* Requirement: Your answer should be a single number: how many lines in the data below hold the string "revenues".

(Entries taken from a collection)
—————

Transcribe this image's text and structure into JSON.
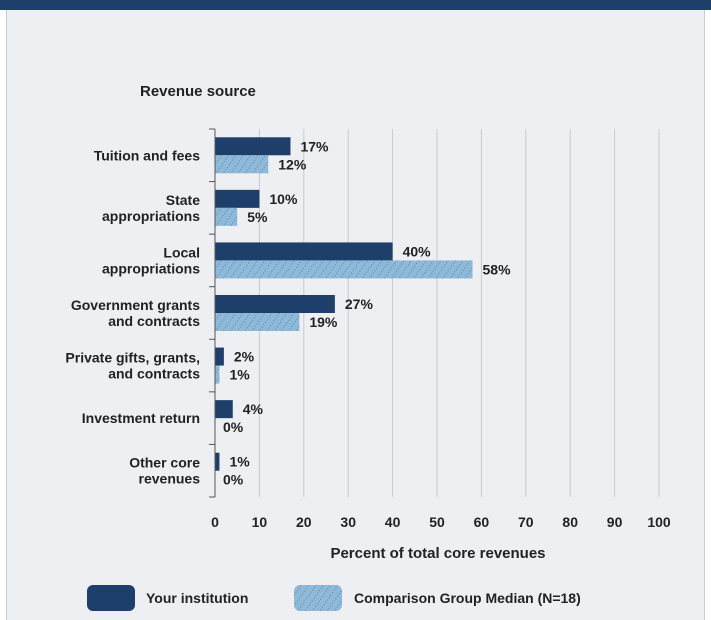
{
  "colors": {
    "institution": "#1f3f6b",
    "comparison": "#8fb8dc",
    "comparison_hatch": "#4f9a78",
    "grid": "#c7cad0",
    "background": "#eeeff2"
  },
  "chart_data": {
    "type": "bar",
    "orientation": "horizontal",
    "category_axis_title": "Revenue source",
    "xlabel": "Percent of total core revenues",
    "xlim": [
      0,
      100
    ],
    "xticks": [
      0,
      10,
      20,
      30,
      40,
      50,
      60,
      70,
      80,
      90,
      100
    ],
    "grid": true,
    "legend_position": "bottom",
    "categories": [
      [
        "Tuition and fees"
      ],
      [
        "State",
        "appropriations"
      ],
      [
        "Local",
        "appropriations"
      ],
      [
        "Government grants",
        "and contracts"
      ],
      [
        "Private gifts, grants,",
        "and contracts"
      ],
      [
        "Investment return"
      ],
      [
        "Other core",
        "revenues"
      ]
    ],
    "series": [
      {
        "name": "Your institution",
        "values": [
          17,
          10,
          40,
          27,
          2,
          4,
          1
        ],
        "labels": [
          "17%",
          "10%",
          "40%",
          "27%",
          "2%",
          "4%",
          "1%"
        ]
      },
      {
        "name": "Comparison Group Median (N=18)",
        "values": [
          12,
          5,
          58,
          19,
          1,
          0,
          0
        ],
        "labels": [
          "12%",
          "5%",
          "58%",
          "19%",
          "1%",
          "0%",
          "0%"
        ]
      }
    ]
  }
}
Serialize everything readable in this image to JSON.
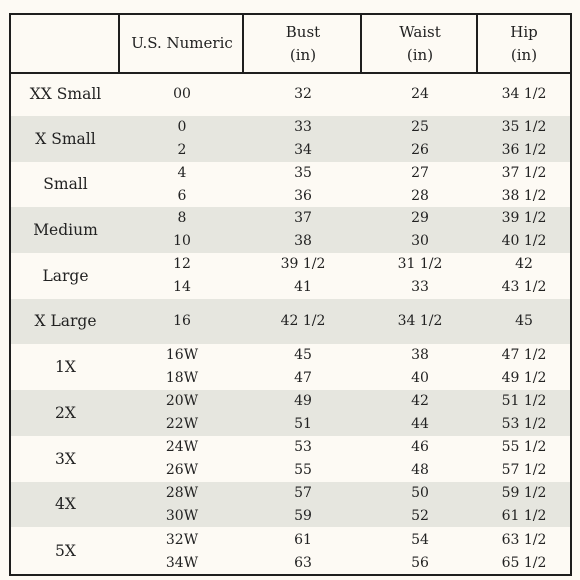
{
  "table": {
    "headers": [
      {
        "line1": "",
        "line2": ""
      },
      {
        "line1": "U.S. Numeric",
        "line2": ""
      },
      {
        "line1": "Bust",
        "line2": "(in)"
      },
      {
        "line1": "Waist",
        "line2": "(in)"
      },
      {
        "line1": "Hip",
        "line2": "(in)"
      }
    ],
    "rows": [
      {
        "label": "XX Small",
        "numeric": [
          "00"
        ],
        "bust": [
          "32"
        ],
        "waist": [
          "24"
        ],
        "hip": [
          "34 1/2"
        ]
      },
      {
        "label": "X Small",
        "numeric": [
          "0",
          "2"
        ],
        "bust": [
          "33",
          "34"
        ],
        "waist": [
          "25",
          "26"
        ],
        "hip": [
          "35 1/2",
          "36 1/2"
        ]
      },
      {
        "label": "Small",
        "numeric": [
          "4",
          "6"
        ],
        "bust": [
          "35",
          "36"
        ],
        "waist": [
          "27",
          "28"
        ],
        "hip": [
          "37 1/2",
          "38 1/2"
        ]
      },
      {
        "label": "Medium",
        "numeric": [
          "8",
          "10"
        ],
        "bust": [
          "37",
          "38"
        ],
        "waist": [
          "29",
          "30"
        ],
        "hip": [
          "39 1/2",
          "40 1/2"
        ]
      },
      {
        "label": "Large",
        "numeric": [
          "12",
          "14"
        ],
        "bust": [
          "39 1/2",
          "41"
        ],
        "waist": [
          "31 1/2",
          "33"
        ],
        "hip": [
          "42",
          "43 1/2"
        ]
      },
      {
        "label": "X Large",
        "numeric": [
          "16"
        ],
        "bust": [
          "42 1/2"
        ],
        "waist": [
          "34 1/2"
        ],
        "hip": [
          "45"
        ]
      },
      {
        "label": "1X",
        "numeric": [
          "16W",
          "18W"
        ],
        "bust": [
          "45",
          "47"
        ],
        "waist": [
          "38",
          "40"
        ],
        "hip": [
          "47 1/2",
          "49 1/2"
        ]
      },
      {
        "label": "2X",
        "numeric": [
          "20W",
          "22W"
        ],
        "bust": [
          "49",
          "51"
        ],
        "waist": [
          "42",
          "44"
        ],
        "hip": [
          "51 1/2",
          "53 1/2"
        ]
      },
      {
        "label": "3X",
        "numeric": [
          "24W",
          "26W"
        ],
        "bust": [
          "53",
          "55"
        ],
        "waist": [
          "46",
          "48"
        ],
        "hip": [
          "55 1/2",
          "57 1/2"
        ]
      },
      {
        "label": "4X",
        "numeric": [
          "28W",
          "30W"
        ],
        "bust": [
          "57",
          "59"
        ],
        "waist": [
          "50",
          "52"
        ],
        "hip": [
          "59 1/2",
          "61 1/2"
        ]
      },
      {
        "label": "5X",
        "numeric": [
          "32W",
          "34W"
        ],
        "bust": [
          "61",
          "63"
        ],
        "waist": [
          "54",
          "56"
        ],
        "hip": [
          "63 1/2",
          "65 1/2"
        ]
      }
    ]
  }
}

—————

* Output of the task: 2